**SET PROBLEM:** Extract, from the listing that follows, each line containing the word "number".
==== DATASET CONTENT
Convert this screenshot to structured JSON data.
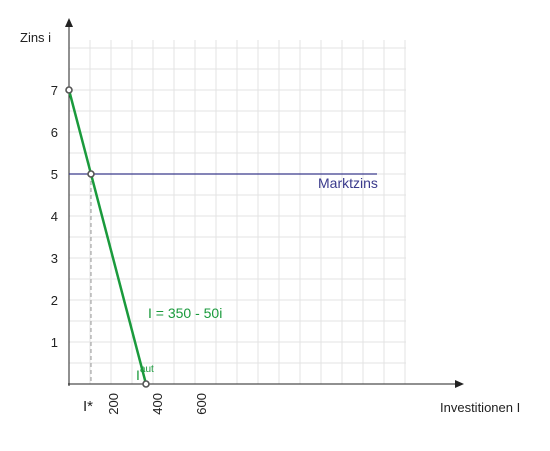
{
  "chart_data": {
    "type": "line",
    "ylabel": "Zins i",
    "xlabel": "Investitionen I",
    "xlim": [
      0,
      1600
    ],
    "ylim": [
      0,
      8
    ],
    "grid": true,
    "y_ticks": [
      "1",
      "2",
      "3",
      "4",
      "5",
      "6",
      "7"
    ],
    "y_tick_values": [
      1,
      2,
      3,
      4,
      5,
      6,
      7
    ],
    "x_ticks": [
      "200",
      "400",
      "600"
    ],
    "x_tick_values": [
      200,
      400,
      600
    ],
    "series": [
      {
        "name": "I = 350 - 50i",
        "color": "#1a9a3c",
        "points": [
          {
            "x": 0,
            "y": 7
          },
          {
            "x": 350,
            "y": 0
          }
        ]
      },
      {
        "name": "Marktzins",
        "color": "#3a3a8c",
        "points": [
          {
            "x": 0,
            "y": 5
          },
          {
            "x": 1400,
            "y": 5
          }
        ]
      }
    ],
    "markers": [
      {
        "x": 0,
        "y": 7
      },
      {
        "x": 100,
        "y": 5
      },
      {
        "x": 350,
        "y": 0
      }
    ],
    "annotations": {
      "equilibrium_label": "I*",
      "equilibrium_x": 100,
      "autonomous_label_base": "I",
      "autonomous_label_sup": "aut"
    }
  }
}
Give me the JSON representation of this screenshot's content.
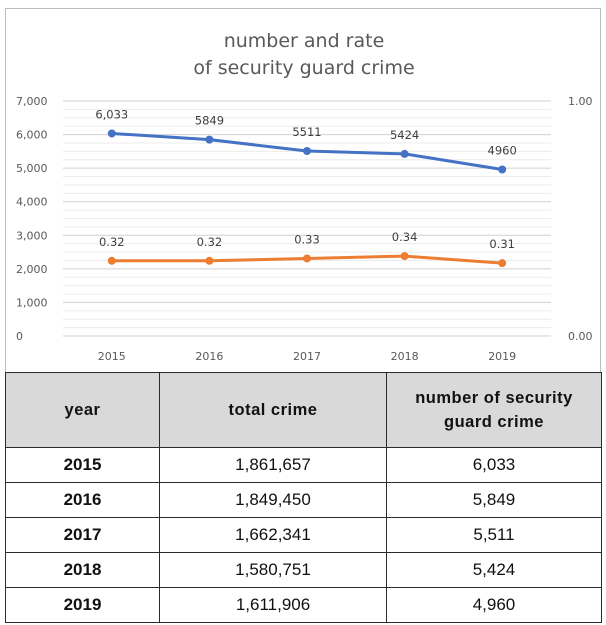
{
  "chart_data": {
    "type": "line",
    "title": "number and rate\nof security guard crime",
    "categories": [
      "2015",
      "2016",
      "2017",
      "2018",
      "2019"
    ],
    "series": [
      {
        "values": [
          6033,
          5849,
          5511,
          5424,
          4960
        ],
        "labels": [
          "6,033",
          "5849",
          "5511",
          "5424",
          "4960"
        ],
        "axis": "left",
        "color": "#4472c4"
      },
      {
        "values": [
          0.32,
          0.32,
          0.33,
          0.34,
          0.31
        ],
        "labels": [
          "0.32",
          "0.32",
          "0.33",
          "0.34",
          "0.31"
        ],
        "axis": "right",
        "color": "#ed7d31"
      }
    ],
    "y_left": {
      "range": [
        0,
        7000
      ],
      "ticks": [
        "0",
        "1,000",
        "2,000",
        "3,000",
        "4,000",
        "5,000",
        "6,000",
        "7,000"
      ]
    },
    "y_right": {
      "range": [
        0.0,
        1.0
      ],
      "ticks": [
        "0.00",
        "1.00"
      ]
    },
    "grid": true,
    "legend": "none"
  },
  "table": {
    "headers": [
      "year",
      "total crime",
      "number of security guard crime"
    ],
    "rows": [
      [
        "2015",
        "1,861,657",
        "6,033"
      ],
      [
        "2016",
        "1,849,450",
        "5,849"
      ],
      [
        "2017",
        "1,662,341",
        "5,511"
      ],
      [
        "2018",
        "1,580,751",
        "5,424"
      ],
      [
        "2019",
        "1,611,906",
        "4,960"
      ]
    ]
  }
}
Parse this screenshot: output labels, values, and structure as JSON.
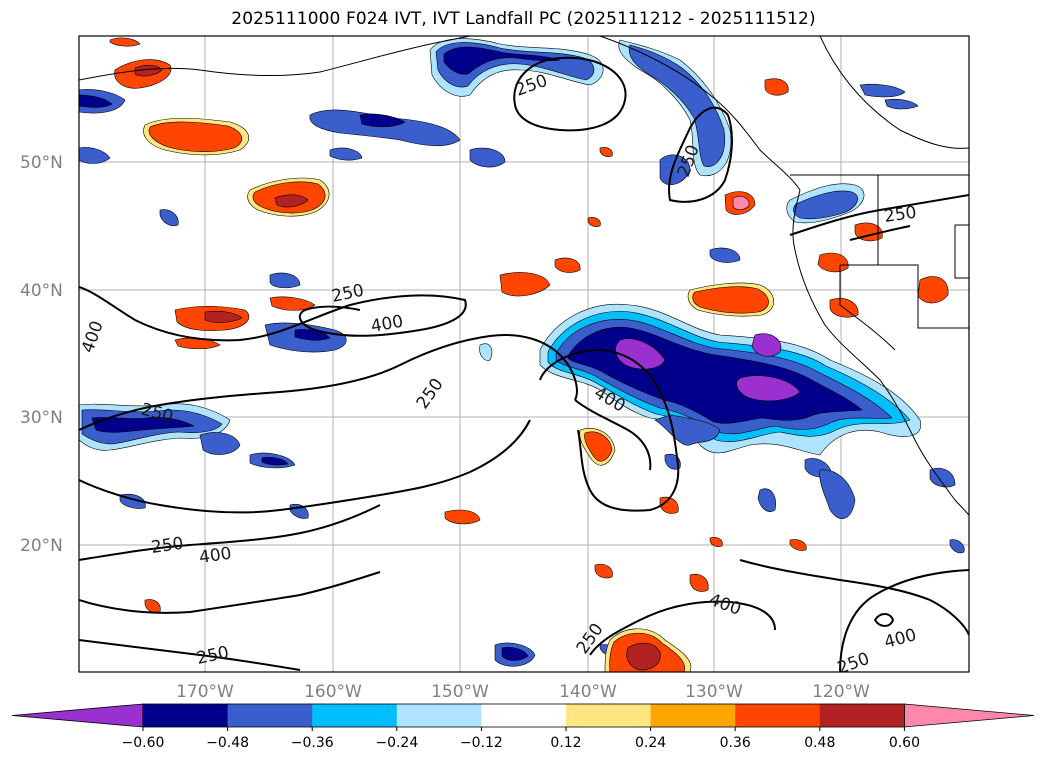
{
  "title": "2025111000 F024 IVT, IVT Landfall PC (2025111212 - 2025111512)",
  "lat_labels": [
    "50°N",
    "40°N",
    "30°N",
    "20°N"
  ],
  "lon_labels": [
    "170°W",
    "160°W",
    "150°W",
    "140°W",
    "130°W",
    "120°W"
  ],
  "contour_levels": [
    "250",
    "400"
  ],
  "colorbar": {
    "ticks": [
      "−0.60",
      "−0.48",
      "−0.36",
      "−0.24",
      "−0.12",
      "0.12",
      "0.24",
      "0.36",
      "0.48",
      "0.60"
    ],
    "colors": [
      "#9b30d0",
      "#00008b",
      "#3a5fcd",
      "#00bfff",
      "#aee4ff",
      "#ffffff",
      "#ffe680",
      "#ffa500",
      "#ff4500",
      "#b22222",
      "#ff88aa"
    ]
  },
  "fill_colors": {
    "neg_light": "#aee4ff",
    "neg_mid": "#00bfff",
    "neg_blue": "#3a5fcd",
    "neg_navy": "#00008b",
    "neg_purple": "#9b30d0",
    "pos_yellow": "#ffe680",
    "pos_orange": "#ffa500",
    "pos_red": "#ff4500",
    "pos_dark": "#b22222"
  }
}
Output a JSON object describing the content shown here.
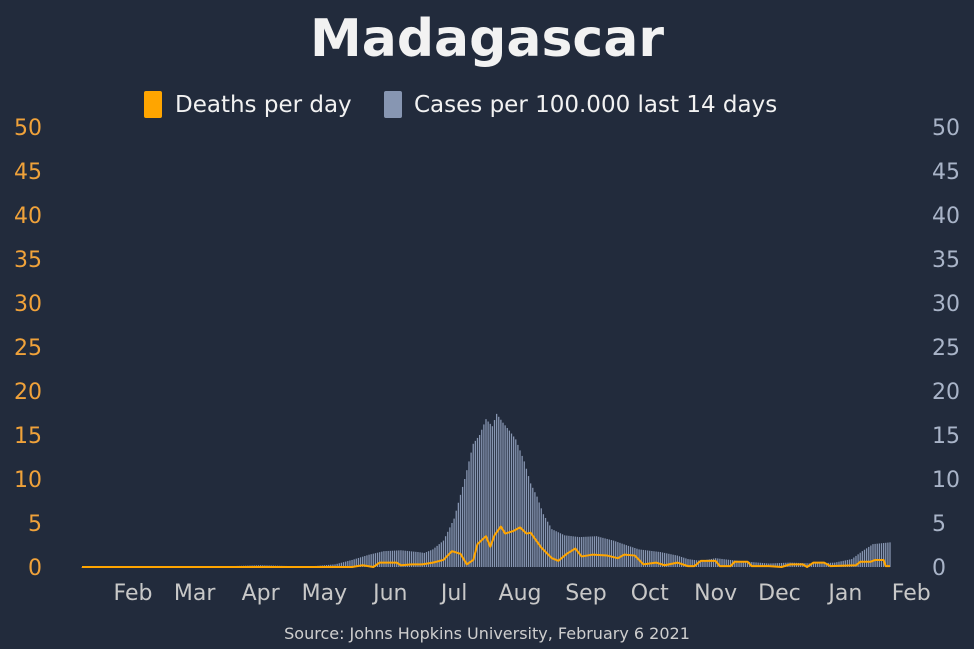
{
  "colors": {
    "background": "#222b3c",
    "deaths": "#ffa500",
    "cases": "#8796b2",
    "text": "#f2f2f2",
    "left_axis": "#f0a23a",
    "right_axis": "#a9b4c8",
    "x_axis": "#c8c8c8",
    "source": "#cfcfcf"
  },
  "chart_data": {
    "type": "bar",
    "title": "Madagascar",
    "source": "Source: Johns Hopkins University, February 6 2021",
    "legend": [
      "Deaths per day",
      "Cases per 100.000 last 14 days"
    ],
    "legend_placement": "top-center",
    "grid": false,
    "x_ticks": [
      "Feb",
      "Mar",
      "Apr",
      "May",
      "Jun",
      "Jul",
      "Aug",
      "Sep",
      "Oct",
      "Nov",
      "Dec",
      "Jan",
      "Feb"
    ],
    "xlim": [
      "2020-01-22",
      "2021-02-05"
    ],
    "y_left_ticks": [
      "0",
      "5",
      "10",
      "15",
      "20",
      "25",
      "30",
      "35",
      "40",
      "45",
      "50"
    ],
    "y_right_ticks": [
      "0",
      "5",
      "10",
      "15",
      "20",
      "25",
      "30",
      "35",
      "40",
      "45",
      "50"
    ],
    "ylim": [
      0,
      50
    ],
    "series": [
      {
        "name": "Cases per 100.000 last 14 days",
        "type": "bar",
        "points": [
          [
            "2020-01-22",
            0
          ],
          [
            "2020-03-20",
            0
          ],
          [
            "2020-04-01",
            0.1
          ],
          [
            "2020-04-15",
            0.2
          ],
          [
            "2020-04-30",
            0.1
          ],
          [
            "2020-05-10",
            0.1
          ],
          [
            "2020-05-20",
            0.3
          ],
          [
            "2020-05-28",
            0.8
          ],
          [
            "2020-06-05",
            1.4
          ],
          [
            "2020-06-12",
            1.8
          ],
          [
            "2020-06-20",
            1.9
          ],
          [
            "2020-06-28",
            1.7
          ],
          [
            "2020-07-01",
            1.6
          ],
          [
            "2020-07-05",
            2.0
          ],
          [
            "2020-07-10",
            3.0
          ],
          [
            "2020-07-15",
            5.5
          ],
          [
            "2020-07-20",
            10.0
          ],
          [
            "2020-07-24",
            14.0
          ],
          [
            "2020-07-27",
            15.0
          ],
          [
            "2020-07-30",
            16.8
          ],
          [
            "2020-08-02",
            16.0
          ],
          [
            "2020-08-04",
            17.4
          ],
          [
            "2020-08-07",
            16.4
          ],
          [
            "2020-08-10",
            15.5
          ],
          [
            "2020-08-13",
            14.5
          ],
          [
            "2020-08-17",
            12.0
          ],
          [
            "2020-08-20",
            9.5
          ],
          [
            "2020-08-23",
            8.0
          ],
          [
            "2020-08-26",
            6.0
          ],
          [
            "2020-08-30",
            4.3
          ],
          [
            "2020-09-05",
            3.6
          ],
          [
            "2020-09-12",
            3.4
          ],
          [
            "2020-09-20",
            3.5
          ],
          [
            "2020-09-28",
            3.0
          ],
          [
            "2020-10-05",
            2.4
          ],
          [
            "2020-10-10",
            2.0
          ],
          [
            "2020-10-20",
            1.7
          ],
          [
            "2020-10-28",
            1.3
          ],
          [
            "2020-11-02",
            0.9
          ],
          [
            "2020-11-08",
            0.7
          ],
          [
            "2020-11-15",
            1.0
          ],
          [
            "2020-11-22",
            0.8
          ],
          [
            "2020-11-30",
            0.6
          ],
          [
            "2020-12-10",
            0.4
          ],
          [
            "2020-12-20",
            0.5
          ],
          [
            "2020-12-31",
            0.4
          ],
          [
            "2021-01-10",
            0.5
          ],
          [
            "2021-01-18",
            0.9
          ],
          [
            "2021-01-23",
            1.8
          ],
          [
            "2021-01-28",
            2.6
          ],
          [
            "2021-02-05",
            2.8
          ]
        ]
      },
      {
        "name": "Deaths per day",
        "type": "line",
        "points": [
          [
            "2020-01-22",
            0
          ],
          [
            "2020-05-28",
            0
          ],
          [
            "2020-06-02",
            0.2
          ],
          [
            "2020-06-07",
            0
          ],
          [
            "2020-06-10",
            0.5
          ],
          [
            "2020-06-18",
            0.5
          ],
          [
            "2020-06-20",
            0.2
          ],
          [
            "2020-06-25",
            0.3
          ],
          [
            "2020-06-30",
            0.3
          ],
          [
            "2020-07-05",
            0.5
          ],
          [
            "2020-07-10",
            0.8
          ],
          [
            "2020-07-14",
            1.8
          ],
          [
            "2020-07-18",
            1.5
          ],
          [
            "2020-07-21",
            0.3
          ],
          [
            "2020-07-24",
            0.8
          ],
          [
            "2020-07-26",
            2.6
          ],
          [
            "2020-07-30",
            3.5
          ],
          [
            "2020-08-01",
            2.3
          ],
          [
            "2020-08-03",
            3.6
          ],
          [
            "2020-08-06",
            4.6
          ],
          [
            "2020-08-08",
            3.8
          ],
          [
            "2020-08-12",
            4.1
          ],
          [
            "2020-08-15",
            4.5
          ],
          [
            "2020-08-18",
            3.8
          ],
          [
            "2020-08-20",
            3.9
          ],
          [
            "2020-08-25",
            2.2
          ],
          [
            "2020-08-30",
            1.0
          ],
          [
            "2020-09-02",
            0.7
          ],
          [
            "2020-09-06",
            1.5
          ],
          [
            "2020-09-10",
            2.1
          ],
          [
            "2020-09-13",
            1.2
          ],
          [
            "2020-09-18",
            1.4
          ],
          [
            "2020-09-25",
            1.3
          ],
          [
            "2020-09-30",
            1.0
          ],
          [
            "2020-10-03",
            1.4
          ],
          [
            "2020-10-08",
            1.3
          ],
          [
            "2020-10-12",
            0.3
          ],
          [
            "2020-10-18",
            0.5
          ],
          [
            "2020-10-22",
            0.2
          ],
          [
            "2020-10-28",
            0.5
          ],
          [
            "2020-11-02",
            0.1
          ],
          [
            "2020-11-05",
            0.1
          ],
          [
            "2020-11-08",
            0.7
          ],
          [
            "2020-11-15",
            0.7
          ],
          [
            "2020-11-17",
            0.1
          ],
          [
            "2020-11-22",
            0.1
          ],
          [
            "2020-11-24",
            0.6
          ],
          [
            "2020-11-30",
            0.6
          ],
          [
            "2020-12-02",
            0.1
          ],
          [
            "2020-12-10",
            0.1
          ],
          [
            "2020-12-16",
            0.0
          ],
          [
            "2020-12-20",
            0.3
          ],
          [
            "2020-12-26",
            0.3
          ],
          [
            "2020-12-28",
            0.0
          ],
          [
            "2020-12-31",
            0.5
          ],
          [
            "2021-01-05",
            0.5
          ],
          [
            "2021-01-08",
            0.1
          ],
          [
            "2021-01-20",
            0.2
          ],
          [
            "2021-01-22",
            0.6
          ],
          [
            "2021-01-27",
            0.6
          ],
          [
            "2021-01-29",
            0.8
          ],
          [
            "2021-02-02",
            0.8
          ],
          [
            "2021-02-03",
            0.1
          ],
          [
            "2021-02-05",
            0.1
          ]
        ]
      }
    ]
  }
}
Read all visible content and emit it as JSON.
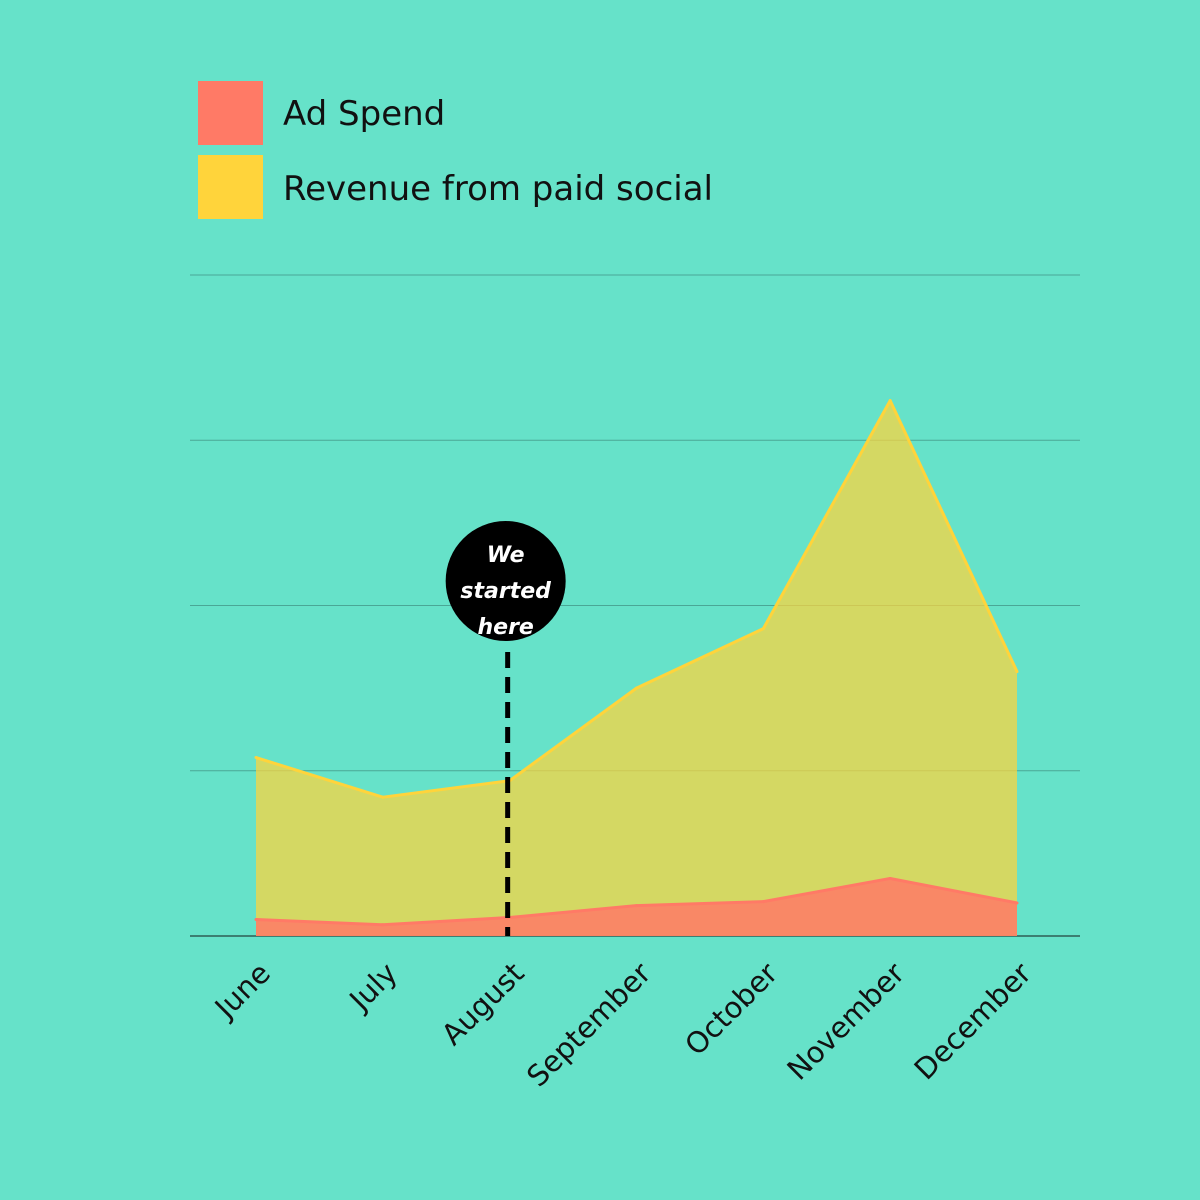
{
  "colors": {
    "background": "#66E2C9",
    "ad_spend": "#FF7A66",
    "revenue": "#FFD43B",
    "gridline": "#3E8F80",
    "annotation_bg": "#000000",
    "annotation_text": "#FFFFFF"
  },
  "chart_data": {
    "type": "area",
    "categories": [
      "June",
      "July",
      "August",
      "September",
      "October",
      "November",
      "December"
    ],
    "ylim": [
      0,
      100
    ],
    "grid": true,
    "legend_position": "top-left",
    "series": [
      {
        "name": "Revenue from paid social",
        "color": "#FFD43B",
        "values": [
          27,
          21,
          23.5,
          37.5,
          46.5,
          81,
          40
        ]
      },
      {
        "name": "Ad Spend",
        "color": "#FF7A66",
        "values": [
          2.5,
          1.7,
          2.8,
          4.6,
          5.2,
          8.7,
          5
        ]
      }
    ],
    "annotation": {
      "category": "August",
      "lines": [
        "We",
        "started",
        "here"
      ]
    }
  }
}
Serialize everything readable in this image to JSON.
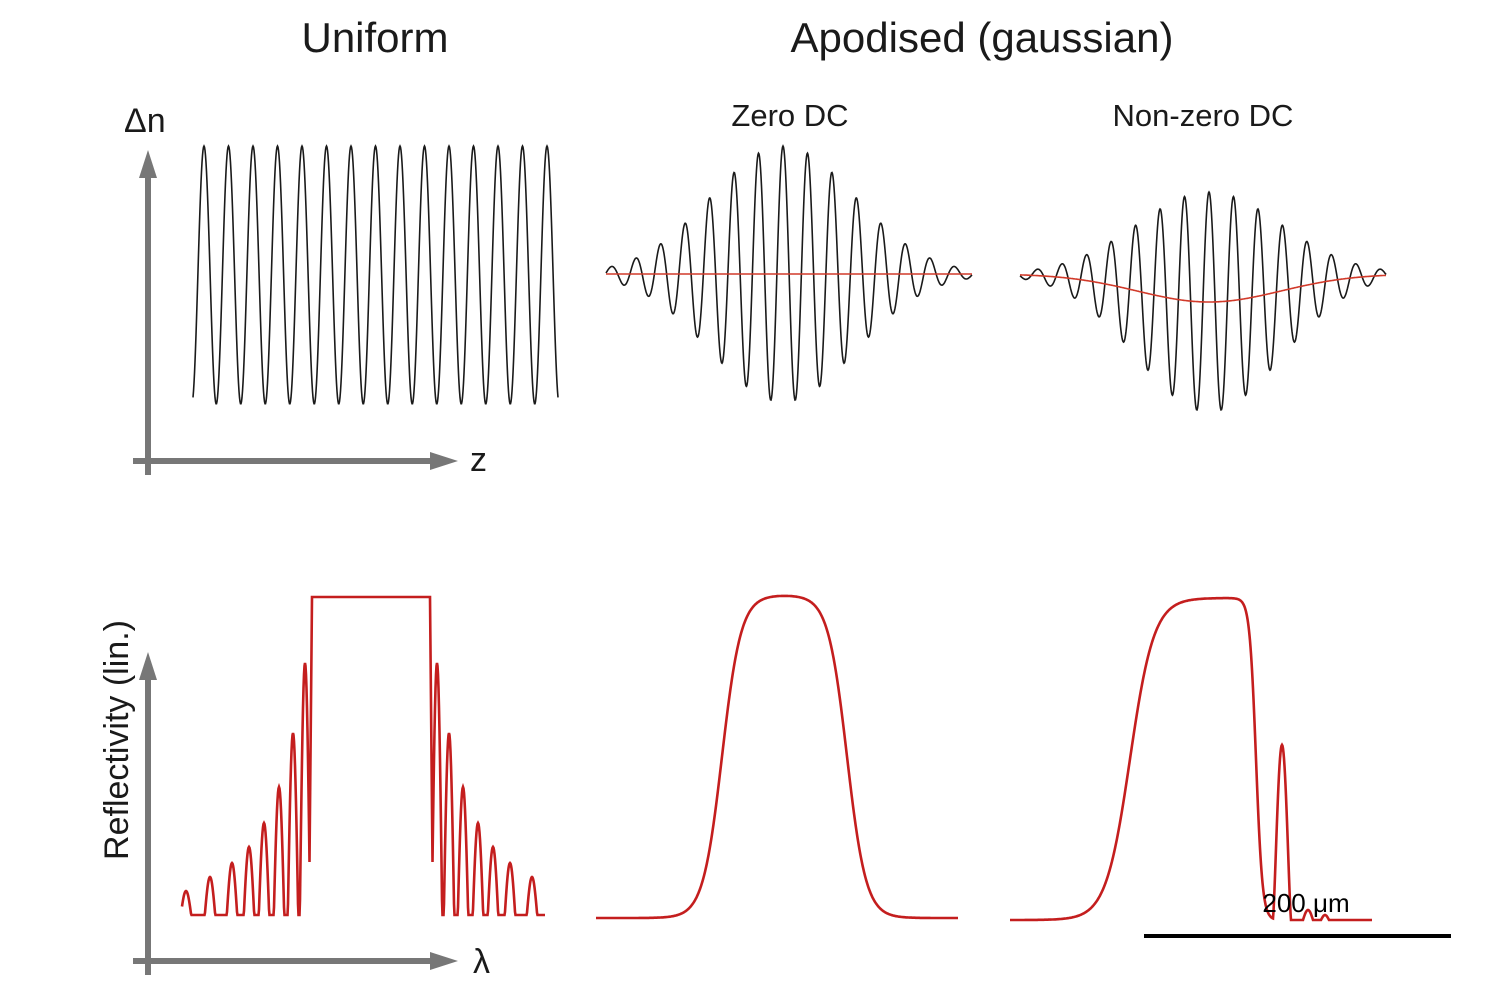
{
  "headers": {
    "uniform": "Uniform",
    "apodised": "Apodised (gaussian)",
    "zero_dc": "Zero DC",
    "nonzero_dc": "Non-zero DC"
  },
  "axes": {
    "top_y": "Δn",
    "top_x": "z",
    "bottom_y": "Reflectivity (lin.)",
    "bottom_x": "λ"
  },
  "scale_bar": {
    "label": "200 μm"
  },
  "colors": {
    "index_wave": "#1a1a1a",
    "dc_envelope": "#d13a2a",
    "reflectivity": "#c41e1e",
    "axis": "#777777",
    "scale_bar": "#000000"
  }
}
========
**EXERCISE SOLUTION:**
    "title": "number and rate\nof security guard crime",
      "number of security guard crime"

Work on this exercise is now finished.